(Listed records):
^^^^^^^^

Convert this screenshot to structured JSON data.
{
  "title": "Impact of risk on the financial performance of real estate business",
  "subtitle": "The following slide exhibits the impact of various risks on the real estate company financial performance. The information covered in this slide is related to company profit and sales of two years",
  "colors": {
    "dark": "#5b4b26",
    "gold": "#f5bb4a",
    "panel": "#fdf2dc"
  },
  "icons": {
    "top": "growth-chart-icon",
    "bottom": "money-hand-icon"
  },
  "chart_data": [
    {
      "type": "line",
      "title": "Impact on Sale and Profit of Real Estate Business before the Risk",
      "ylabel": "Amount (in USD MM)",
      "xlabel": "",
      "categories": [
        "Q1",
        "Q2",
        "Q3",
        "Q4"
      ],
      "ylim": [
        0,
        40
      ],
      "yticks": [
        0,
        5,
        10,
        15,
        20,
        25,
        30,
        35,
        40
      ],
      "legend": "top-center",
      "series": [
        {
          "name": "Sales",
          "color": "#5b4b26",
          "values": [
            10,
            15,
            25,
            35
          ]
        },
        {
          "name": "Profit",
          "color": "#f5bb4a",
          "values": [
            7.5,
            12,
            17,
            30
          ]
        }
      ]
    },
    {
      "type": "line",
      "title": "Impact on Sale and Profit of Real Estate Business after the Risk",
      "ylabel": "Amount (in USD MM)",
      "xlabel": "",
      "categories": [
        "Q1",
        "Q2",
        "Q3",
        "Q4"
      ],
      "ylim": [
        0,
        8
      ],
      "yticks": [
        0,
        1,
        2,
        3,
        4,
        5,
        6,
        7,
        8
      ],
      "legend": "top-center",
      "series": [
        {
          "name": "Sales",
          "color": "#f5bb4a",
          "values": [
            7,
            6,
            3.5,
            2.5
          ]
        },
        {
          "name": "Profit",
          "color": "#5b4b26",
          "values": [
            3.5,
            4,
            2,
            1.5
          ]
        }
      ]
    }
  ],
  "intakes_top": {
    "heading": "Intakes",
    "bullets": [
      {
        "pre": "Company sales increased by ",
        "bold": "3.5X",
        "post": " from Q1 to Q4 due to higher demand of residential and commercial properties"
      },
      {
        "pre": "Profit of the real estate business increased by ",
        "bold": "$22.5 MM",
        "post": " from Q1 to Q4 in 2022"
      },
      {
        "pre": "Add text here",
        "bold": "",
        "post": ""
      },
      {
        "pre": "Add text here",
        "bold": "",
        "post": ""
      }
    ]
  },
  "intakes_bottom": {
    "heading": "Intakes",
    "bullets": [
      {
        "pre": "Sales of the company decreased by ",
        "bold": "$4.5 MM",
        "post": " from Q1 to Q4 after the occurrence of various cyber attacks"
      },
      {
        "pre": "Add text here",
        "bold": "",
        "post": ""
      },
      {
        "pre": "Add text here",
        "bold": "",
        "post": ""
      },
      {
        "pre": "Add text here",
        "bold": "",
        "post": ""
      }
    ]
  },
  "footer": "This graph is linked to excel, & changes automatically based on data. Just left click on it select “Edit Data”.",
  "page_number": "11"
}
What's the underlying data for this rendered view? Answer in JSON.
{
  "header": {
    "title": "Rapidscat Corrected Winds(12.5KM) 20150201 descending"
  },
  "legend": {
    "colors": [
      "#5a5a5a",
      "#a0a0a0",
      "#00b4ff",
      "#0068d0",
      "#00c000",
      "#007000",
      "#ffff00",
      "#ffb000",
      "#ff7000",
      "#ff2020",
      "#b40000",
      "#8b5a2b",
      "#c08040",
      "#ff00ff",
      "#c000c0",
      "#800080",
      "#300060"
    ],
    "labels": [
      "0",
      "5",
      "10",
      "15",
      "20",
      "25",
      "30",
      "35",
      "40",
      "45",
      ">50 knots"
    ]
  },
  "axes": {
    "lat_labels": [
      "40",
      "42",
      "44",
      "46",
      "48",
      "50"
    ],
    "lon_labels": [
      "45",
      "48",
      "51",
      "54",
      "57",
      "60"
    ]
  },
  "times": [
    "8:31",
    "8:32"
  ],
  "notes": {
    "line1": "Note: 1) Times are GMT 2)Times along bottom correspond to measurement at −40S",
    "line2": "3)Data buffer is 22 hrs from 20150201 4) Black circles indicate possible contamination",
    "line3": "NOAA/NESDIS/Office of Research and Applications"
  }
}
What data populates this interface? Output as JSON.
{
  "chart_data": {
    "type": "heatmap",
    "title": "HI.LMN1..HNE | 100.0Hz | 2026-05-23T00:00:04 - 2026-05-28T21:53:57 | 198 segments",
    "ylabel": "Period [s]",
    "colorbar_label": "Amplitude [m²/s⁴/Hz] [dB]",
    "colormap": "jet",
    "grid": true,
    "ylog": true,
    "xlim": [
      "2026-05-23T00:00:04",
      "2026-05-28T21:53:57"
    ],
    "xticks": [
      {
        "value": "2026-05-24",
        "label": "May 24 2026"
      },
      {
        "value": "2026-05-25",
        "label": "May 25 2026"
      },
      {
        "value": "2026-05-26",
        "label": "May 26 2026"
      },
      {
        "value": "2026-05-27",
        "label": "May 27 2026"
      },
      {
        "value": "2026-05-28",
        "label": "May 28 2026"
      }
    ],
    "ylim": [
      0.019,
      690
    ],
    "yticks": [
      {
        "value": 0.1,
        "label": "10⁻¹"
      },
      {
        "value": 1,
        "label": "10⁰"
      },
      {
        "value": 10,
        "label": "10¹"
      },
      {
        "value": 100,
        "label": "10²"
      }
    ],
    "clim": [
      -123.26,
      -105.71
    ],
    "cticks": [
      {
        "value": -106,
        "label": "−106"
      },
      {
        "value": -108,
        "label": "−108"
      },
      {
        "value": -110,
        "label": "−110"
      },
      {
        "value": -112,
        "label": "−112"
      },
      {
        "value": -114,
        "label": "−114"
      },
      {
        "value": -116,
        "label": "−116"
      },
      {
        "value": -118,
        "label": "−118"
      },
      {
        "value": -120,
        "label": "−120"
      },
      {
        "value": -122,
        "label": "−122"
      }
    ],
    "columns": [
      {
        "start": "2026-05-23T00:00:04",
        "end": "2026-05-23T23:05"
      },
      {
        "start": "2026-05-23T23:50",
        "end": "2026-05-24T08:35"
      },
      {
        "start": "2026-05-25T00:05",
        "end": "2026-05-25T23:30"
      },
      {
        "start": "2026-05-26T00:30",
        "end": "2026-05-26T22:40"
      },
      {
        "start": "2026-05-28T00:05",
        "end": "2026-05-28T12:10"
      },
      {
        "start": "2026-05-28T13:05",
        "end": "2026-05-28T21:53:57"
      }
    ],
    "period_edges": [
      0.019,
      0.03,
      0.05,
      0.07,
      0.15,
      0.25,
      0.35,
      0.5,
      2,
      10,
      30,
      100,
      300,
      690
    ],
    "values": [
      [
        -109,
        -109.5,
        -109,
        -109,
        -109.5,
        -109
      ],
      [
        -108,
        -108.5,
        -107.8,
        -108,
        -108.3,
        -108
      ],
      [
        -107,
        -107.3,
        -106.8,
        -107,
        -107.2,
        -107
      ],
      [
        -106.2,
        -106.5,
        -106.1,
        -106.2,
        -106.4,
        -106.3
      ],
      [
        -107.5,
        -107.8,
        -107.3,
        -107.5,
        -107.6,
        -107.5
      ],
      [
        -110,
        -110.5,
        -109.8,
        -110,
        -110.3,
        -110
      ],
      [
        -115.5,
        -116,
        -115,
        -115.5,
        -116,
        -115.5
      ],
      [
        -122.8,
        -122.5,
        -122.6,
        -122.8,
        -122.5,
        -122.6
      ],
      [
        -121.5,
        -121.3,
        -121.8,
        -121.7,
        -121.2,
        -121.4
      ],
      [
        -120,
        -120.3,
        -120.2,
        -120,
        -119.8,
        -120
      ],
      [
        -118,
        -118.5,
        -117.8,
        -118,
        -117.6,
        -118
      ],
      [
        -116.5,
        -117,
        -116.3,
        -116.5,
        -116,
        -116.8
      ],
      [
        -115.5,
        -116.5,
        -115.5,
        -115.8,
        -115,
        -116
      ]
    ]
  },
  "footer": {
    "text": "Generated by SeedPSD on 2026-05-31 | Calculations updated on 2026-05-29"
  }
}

^^^^^^^^

(What the task requires):
Say how many lines contain "footer", and give nothing but that number.

(Completed exercise):
2